Job :: Each line that follows should be printed again exactly as it stands.

++++

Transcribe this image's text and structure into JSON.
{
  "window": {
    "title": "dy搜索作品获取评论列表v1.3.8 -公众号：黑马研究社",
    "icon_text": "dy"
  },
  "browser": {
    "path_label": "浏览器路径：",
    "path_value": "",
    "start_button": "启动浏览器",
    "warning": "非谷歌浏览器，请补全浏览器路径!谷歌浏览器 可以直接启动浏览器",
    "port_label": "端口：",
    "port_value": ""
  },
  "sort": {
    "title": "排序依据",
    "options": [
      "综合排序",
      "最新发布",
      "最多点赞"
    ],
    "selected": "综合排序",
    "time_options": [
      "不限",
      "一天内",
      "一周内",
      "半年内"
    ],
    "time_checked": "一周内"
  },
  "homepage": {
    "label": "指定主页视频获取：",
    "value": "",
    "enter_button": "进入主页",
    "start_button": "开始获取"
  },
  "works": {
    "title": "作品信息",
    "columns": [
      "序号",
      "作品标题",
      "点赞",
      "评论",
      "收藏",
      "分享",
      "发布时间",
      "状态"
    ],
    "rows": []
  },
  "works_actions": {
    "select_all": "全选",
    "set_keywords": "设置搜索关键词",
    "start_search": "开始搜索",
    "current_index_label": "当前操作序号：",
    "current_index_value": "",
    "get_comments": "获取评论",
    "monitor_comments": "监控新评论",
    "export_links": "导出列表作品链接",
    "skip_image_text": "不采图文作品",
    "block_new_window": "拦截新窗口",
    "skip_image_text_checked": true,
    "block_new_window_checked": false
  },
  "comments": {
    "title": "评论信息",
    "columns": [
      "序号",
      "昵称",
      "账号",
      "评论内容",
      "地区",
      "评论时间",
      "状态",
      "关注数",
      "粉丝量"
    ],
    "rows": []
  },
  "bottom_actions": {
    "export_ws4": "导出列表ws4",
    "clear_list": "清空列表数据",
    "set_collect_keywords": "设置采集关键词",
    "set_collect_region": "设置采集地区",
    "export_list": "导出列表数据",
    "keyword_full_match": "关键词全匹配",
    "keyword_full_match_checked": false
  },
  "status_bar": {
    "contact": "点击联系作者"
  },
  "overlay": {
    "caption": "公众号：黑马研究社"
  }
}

++++

Correct answer ::
Transcribe this image's text and structure into JSON.
{
  "window": {
    "title": "dy搜索作品获取评论列表v1.3.8 -公众号：黑马研究社",
    "icon_text": "dy"
  },
  "browser": {
    "path_label": "浏览器路径：",
    "path_value": "",
    "start_button": "启动浏览器",
    "warning": "非谷歌浏览器，请补全浏览器路径!谷歌浏览器 可以直接启动浏览器",
    "port_label": "端口：",
    "port_value": ""
  },
  "sort": {
    "title": "排序依据",
    "options": [
      "综合排序",
      "最新发布",
      "最多点赞"
    ],
    "selected": "综合排序",
    "time_options": [
      "不限",
      "一天内",
      "一周内",
      "半年内"
    ],
    "time_checked": "一周内"
  },
  "homepage": {
    "label": "指定主页视频获取：",
    "value": "",
    "enter_button": "进入主页",
    "start_button": "开始获取"
  },
  "works": {
    "title": "作品信息",
    "columns": [
      "序号",
      "作品标题",
      "点赞",
      "评论",
      "收藏",
      "分享",
      "发布时间",
      "状态"
    ],
    "rows": []
  },
  "works_actions": {
    "select_all": "全选",
    "set_keywords": "设置搜索关键词",
    "start_search": "开始搜索",
    "current_index_label": "当前操作序号：",
    "current_index_value": "",
    "get_comments": "获取评论",
    "monitor_comments": "监控新评论",
    "export_links": "导出列表作品链接",
    "skip_image_text": "不采图文作品",
    "block_new_window": "拦截新窗口",
    "skip_image_text_checked": true,
    "block_new_window_checked": false
  },
  "comments": {
    "title": "评论信息",
    "columns": [
      "序号",
      "昵称",
      "账号",
      "评论内容",
      "地区",
      "评论时间",
      "状态",
      "关注数",
      "粉丝量"
    ],
    "rows": []
  },
  "bottom_actions": {
    "export_ws4": "导出列表ws4",
    "clear_list": "清空列表数据",
    "set_collect_keywords": "设置采集关键词",
    "set_collect_region": "设置采集地区",
    "export_list": "导出列表数据",
    "keyword_full_match": "关键词全匹配",
    "keyword_full_match_checked": false
  },
  "status_bar": {
    "contact": "点击联系作者"
  },
  "overlay": {
    "caption": "公众号：黑马研究社"
  }
}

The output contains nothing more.